■ **THE REQUEST**: Report, as a bare number, how many lines contain the string "value".

## Begin EXTRACTED INFORMATION

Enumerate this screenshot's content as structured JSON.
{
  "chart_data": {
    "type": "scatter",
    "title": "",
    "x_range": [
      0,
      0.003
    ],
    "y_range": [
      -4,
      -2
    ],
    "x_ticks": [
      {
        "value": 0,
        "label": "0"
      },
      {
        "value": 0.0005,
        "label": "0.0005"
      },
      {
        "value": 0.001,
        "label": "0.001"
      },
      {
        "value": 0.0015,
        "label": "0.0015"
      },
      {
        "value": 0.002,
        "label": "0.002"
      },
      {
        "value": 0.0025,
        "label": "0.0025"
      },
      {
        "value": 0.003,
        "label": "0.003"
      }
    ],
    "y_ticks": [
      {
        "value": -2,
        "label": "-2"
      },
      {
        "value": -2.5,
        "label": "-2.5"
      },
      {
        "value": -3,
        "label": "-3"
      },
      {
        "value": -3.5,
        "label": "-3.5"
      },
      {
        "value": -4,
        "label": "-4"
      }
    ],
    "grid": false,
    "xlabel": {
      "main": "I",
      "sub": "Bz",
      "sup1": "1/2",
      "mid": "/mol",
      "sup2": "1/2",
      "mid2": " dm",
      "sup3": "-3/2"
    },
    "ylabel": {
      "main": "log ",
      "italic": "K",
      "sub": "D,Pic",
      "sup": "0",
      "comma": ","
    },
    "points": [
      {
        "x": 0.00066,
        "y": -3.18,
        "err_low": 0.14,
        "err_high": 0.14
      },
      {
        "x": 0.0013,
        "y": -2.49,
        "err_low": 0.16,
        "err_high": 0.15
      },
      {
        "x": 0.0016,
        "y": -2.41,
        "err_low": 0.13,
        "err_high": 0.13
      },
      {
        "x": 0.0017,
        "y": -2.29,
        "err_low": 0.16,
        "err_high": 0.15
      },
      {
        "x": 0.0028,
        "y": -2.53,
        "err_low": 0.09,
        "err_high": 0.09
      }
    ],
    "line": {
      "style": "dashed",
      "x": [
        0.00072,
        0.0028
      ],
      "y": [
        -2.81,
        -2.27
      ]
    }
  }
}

## End EXTRACTED INFORMATION

■ **THE ANSWER**: 12